# start of PROVIDED DATA

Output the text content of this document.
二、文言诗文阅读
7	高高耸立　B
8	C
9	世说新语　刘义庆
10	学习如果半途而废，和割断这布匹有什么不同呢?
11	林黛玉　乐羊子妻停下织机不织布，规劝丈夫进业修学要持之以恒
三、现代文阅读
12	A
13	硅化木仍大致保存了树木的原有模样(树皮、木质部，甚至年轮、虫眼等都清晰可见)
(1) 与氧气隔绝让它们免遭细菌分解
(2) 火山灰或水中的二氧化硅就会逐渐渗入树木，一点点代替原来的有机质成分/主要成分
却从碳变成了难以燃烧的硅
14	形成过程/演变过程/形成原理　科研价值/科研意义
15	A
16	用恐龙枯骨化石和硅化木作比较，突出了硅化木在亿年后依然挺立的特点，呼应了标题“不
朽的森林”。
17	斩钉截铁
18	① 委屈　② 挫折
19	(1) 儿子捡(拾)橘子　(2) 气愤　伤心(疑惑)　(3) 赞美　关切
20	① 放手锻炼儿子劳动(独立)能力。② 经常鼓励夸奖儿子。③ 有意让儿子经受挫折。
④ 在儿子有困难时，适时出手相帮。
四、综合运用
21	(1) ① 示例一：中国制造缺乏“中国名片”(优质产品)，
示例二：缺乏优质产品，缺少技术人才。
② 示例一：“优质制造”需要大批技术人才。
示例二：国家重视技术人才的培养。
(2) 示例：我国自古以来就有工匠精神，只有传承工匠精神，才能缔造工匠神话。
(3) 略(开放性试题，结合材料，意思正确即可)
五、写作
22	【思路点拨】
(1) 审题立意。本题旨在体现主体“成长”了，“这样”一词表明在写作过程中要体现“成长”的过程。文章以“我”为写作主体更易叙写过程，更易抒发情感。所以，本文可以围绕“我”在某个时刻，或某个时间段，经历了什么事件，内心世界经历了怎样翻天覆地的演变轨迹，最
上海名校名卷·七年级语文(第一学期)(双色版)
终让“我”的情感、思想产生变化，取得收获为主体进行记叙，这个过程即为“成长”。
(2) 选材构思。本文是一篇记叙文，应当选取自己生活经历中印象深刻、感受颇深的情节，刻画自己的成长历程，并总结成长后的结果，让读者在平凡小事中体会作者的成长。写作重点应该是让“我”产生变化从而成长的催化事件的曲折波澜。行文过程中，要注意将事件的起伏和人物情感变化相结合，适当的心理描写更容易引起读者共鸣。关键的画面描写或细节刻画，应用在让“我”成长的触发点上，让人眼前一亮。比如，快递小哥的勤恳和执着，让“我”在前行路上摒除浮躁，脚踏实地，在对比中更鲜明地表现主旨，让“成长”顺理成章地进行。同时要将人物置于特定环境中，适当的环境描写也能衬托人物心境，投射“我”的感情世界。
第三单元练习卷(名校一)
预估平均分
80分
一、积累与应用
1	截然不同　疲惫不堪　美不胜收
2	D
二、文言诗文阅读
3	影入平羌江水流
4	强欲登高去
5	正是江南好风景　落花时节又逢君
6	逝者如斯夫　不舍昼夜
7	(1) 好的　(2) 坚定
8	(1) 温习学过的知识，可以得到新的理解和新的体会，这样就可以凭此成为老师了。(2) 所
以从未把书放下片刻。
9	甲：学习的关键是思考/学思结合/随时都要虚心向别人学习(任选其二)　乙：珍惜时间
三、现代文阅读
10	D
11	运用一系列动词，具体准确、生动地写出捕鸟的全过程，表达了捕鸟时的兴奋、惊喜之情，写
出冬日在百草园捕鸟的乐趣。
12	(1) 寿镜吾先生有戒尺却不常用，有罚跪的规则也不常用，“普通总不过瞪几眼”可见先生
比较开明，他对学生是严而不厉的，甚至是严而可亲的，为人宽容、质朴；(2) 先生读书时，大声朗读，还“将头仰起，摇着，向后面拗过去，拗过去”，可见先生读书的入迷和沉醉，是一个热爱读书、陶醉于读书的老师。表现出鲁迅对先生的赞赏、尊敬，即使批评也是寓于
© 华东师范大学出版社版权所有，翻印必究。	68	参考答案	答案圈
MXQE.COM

# end of PROVIDED DATA

Copy all of the data. Keep every word exactly as it is.

▶ **COMPLETE ANSWER**
Output the text content of this document.
二、文言诗文阅读
7	高高耸立　B
8	C
9	世说新语　刘义庆
10	学习如果半途而废，和割断这布匹有什么不同呢?
11	林黛玉　乐羊子妻停下织机不织布，规劝丈夫进业修学要持之以恒
三、现代文阅读
12	A
13	硅化木仍大致保存了树木的原有模样(树皮、木质部，甚至年轮、虫眼等都清晰可见)
(1) 与氧气隔绝让它们免遭细菌分解
(2) 火山灰或水中的二氧化硅就会逐渐渗入树木，一点点代替原来的有机质成分/主要成分
却从碳变成了难以燃烧的硅
14	形成过程/演变过程/形成原理　科研价值/科研意义
15	A
16	用恐龙枯骨化石和硅化木作比较，突出了硅化木在亿年后依然挺立的特点，呼应了标题“不
朽的森林”。
17	斩钉截铁
18	① 委屈　② 挫折
19	(1) 儿子捡(拾)橘子　(2) 气愤　伤心(疑惑)　(3) 赞美　关切
20	① 放手锻炼儿子劳动(独立)能力。② 经常鼓励夸奖儿子。③ 有意让儿子经受挫折。
④ 在儿子有困难时，适时出手相帮。
四、综合运用
21	(1) ① 示例一：中国制造缺乏“中国名片”(优质产品)，
示例二：缺乏优质产品，缺少技术人才。
② 示例一：“优质制造”需要大批技术人才。
示例二：国家重视技术人才的培养。
(2) 示例：我国自古以来就有工匠精神，只有传承工匠精神，才能缔造工匠神话。
(3) 略(开放性试题，结合材料，意思正确即可)
五、写作
22	【思路点拨】
(1) 审题立意。本题旨在体现主体“成长”了，“这样”一词表明在写作过程中要体现“成长”的过程。文章以“我”为写作主体更易叙写过程，更易抒发情感。所以，本文可以围绕“我”在某个时刻，或某个时间段，经历了什么事件，内心世界经历了怎样翻天覆地的演变轨迹，最
上海名校名卷·七年级语文(第一学期)(双色版)
终让“我”的情感、思想产生变化，取得收获为主体进行记叙，这个过程即为“成长”。
(2) 选材构思。本文是一篇记叙文，应当选取自己生活经历中印象深刻、感受颇深的情节，刻画自己的成长历程，并总结成长后的结果，让读者在平凡小事中体会作者的成长。写作重点应该是让“我”产生变化从而成长的催化事件的曲折波澜。行文过程中，要注意将事件的起伏和人物情感变化相结合，适当的心理描写更容易引起读者共鸣。关键的画面描写或细节刻画，应用在让“我”成长的触发点上，让人眼前一亮。比如，快递小哥的勤恳和执着，让“我”在前行路上摒除浮躁，脚踏实地，在对比中更鲜明地表现主旨，让“成长”顺理成章地进行。同时要将人物置于特定环境中，适当的环境描写也能衬托人物心境，投射“我”的感情世界。
第三单元练习卷(名校一)
预估平均分
80分
一、积累与应用
1	截然不同　疲惫不堪　美不胜收
2	D
二、文言诗文阅读
3	影入平羌江水流
4	强欲登高去
5	正是江南好风景　落花时节又逢君
6	逝者如斯夫　不舍昼夜
7	(1) 好的　(2) 坚定
8	(1) 温习学过的知识，可以得到新的理解和新的体会，这样就可以凭此成为老师了。(2) 所
以从未把书放下片刻。
9	甲：学习的关键是思考/学思结合/随时都要虚心向别人学习(任选其二)　乙：珍惜时间
三、现代文阅读
10	D
11	运用一系列动词，具体准确、生动地写出捕鸟的全过程，表达了捕鸟时的兴奋、惊喜之情，写
出冬日在百草园捕鸟的乐趣。
12	(1) 寿镜吾先生有戒尺却不常用，有罚跪的规则也不常用，“普通总不过瞪几眼”可见先生
比较开明，他对学生是严而不厉的，甚至是严而可亲的，为人宽容、质朴；(2) 先生读书时，大声朗读，还“将头仰起，摇着，向后面拗过去，拗过去”，可见先生读书的入迷和沉醉，是一个热爱读书、陶醉于读书的老师。表现出鲁迅对先生的赞赏、尊敬，即使批评也是寓于
© 华东师范大学出版社版权所有，翻印必究。	68	参考答案	答案圈
MXQE.COM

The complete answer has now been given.